> [Goal of the exercise]: Gather all lines in the entries below that include the word "difference".

-------- Raw data

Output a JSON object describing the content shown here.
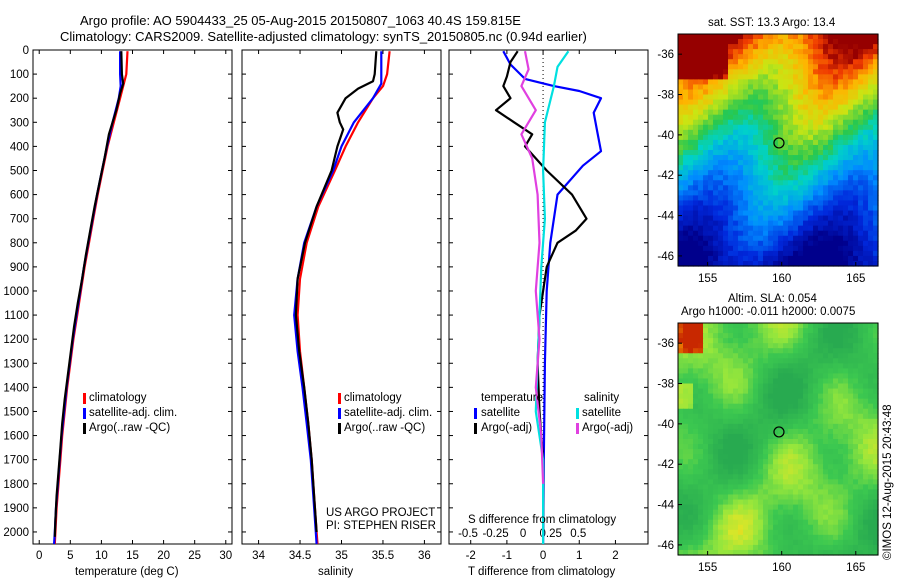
{
  "header": {
    "title_line1": "Argo profile: AO 5904433_25 05-Aug-2015 20150807_1063 40.4S 159.815E",
    "title_line2": "Climatology: CARS2009. Satellite-adjusted climatology: synTS_20150805.nc (0.94d earlier)"
  },
  "side_stamp": "©IMOS 12-Aug-2015 20:43:48",
  "colors": {
    "climatology": "#ff0000",
    "satellite": "#0000ff",
    "argo": "#000000",
    "satellite_salinity": "#00e0e0",
    "argo_salinity": "#e040e0"
  },
  "chart_data": [
    {
      "type": "line",
      "id": "temperature",
      "xlabel": "temperature (deg C)",
      "xlim": [
        -1,
        31
      ],
      "ylim": [
        2050,
        0
      ],
      "xticks": [
        0,
        5,
        10,
        15,
        20,
        25,
        30
      ],
      "yticks": [
        0,
        100,
        200,
        300,
        400,
        500,
        600,
        700,
        800,
        900,
        1000,
        1100,
        1200,
        1300,
        1400,
        1500,
        1600,
        1700,
        1800,
        1900,
        2000
      ],
      "legend": [
        "climatology",
        "satellite-adj. clim.",
        "Argo(..raw -QC)"
      ],
      "series": [
        {
          "name": "climatology",
          "color": "red",
          "points": [
            [
              14.2,
              5
            ],
            [
              14.0,
              100
            ],
            [
              13.5,
              150
            ],
            [
              13.0,
              200
            ],
            [
              12.0,
              300
            ],
            [
              11.0,
              400
            ],
            [
              10.2,
              500
            ],
            [
              9.4,
              600
            ],
            [
              8.7,
              700
            ],
            [
              8.0,
              800
            ],
            [
              7.3,
              900
            ],
            [
              6.7,
              1000
            ],
            [
              6.1,
              1100
            ],
            [
              5.5,
              1200
            ],
            [
              5.0,
              1300
            ],
            [
              4.5,
              1400
            ],
            [
              4.1,
              1500
            ],
            [
              3.7,
              1600
            ],
            [
              3.4,
              1700
            ],
            [
              3.1,
              1800
            ],
            [
              2.8,
              1900
            ],
            [
              2.6,
              2000
            ],
            [
              2.5,
              2050
            ]
          ]
        },
        {
          "name": "satellite-adj. clim.",
          "color": "blue",
          "points": [
            [
              13.0,
              5
            ],
            [
              13.0,
              100
            ],
            [
              13.1,
              150
            ],
            [
              12.8,
              200
            ],
            [
              11.8,
              300
            ],
            [
              10.9,
              400
            ],
            [
              10.1,
              500
            ],
            [
              9.3,
              600
            ],
            [
              8.6,
              700
            ],
            [
              7.9,
              800
            ],
            [
              7.2,
              900
            ],
            [
              6.6,
              1000
            ],
            [
              6.0,
              1100
            ],
            [
              5.4,
              1200
            ],
            [
              4.9,
              1300
            ],
            [
              4.4,
              1400
            ],
            [
              4.0,
              1500
            ],
            [
              3.6,
              1600
            ],
            [
              3.3,
              1700
            ],
            [
              3.0,
              1800
            ],
            [
              2.7,
              1900
            ],
            [
              2.5,
              2000
            ],
            [
              2.4,
              2050
            ]
          ]
        },
        {
          "name": "Argo(..raw -QC)",
          "color": "black",
          "points": [
            [
              13.2,
              5
            ],
            [
              13.3,
              100
            ],
            [
              13.5,
              140
            ],
            [
              13.0,
              180
            ],
            [
              12.4,
              250
            ],
            [
              11.2,
              350
            ],
            [
              10.5,
              450
            ],
            [
              9.7,
              550
            ],
            [
              8.9,
              650
            ],
            [
              8.2,
              750
            ],
            [
              7.5,
              850
            ],
            [
              6.9,
              950
            ],
            [
              6.2,
              1050
            ],
            [
              5.6,
              1150
            ],
            [
              5.1,
              1250
            ],
            [
              4.6,
              1350
            ],
            [
              4.1,
              1450
            ],
            [
              3.7,
              1550
            ],
            [
              3.4,
              1650
            ],
            [
              3.1,
              1750
            ],
            [
              2.8,
              1850
            ],
            [
              2.6,
              1950
            ],
            [
              2.5,
              2020
            ]
          ]
        }
      ]
    },
    {
      "type": "line",
      "id": "salinity",
      "xlabel": "salinity",
      "xlim": [
        33.8,
        36.2
      ],
      "ylim": [
        2050,
        0
      ],
      "xticks": [
        34,
        34.5,
        35,
        35.5,
        36
      ],
      "legend": [
        "climatology",
        "satellite-adj. clim.",
        "Argo(..raw -QC)"
      ],
      "annotation": [
        "US ARGO PROJECT",
        "PI: STEPHEN RISER"
      ],
      "series": [
        {
          "name": "climatology",
          "color": "red",
          "points": [
            [
              35.58,
              5
            ],
            [
              35.55,
              100
            ],
            [
              35.5,
              150
            ],
            [
              35.38,
              200
            ],
            [
              35.2,
              300
            ],
            [
              35.05,
              400
            ],
            [
              34.92,
              500
            ],
            [
              34.72,
              650
            ],
            [
              34.58,
              800
            ],
            [
              34.5,
              950
            ],
            [
              34.47,
              1100
            ],
            [
              34.5,
              1250
            ],
            [
              34.55,
              1400
            ],
            [
              34.6,
              1550
            ],
            [
              34.64,
              1700
            ],
            [
              34.67,
              1850
            ],
            [
              34.7,
              2000
            ],
            [
              34.71,
              2050
            ]
          ]
        },
        {
          "name": "satellite-adj. clim.",
          "color": "blue",
          "points": [
            [
              35.48,
              5
            ],
            [
              35.48,
              100
            ],
            [
              35.48,
              140
            ],
            [
              35.38,
              200
            ],
            [
              35.15,
              300
            ],
            [
              35.0,
              400
            ],
            [
              34.9,
              500
            ],
            [
              34.7,
              650
            ],
            [
              34.55,
              800
            ],
            [
              34.47,
              950
            ],
            [
              34.43,
              1100
            ],
            [
              34.47,
              1250
            ],
            [
              34.53,
              1400
            ],
            [
              34.58,
              1550
            ],
            [
              34.63,
              1700
            ],
            [
              34.66,
              1850
            ],
            [
              34.69,
              2000
            ],
            [
              34.7,
              2050
            ]
          ]
        },
        {
          "name": "Argo(..raw -QC)",
          "color": "black",
          "points": [
            [
              35.42,
              5
            ],
            [
              35.4,
              100
            ],
            [
              35.38,
              130
            ],
            [
              35.2,
              160
            ],
            [
              35.05,
              200
            ],
            [
              34.95,
              260
            ],
            [
              34.98,
              300
            ],
            [
              35.02,
              330
            ],
            [
              34.95,
              400
            ],
            [
              34.88,
              500
            ],
            [
              34.7,
              650
            ],
            [
              34.56,
              800
            ],
            [
              34.47,
              950
            ],
            [
              34.45,
              1100
            ],
            [
              34.49,
              1250
            ],
            [
              34.55,
              1400
            ],
            [
              34.6,
              1550
            ],
            [
              34.64,
              1700
            ],
            [
              34.67,
              1850
            ],
            [
              34.7,
              2000
            ]
          ]
        }
      ]
    },
    {
      "type": "line",
      "id": "difference",
      "xlabel": "T difference from climatology",
      "xlabel_top": "S difference from climatology",
      "xlim": [
        -2.6,
        2.9
      ],
      "ylim": [
        2050,
        0
      ],
      "xticks": [
        -2,
        -1,
        0,
        1,
        2
      ],
      "xticks_top": [
        -0.5,
        -0.25,
        0,
        0.25,
        0.5
      ],
      "legend_temperature_title": "temperature",
      "legend_salinity_title": "salinity",
      "legend_temperature": [
        "satellite",
        "Argo(-adj)"
      ],
      "legend_salinity": [
        "satellite",
        "Argo(-adj)"
      ],
      "series": [
        {
          "name": "T satellite",
          "color": "blue",
          "points": [
            [
              -1.1,
              5
            ],
            [
              -0.9,
              60
            ],
            [
              -0.5,
              120
            ],
            [
              0.3,
              150
            ],
            [
              1.0,
              170
            ],
            [
              1.6,
              200
            ],
            [
              1.4,
              260
            ],
            [
              1.5,
              340
            ],
            [
              1.6,
              420
            ],
            [
              1.1,
              480
            ],
            [
              0.4,
              600
            ],
            [
              0.2,
              800
            ],
            [
              0.1,
              1000
            ],
            [
              0.05,
              1300
            ],
            [
              0.02,
              1700
            ],
            [
              0.0,
              2050
            ]
          ]
        },
        {
          "name": "T Argo(-adj)",
          "color": "black",
          "points": [
            [
              -0.7,
              5
            ],
            [
              -0.9,
              50
            ],
            [
              -1.0,
              110
            ],
            [
              -1.1,
              150
            ],
            [
              -0.9,
              200
            ],
            [
              -1.3,
              250
            ],
            [
              -0.8,
              300
            ],
            [
              -0.3,
              350
            ],
            [
              -0.5,
              400
            ],
            [
              0.1,
              500
            ],
            [
              0.8,
              600
            ],
            [
              1.2,
              700
            ],
            [
              0.9,
              750
            ],
            [
              0.4,
              800
            ],
            [
              0.1,
              900
            ],
            [
              -0.1,
              1100
            ],
            [
              -0.15,
              1300
            ],
            [
              -0.1,
              1500
            ],
            [
              0.0,
              1700
            ],
            [
              0.0,
              2000
            ]
          ]
        },
        {
          "name": "S satellite",
          "color": "cyan",
          "points": [
            [
              0.7,
              5
            ],
            [
              0.4,
              70
            ],
            [
              0.3,
              150
            ],
            [
              0.05,
              300
            ],
            [
              0.0,
              500
            ],
            [
              0.05,
              700
            ],
            [
              -0.05,
              900
            ],
            [
              -0.1,
              1100
            ],
            [
              -0.15,
              1300
            ],
            [
              -0.2,
              1500
            ],
            [
              0.0,
              1700
            ],
            [
              0.0,
              2050
            ]
          ]
        },
        {
          "name": "S Argo(-adj)",
          "color": "magenta",
          "points": [
            [
              -0.5,
              5
            ],
            [
              -0.4,
              80
            ],
            [
              -0.6,
              150
            ],
            [
              -0.2,
              250
            ],
            [
              -0.6,
              350
            ],
            [
              -0.3,
              450
            ],
            [
              -0.15,
              600
            ],
            [
              -0.1,
              800
            ],
            [
              -0.2,
              1000
            ],
            [
              -0.1,
              1200
            ],
            [
              -0.2,
              1400
            ],
            [
              -0.05,
              1600
            ],
            [
              0.0,
              1800
            ]
          ]
        }
      ]
    },
    {
      "type": "heatmap",
      "id": "sst_map",
      "title": "sat. SST: 13.3  Argo: 13.4",
      "xlim": [
        153,
        166.5
      ],
      "ylim": [
        -46.5,
        -35
      ],
      "xticks": [
        155,
        160,
        165
      ],
      "yticks": [
        -36,
        -38,
        -40,
        -42,
        -44,
        -46
      ],
      "marker": {
        "lon": 159.815,
        "lat": -40.4
      }
    },
    {
      "type": "heatmap",
      "id": "sla_map",
      "title_line1": "Altim. SLA: 0.054",
      "title_line2": "Argo h1000: -0.011 h2000: 0.0075",
      "xlim": [
        153,
        166.5
      ],
      "ylim": [
        -46.5,
        -35
      ],
      "xticks": [
        155,
        160,
        165
      ],
      "yticks": [
        -36,
        -38,
        -40,
        -42,
        -44,
        -46
      ],
      "marker": {
        "lon": 159.815,
        "lat": -40.4
      }
    }
  ]
}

----------------

> [Answer to the task]:
      "id": "difference",
      "xlabel": "T difference from climatology",
      "xlabel_top": "S difference from climatology",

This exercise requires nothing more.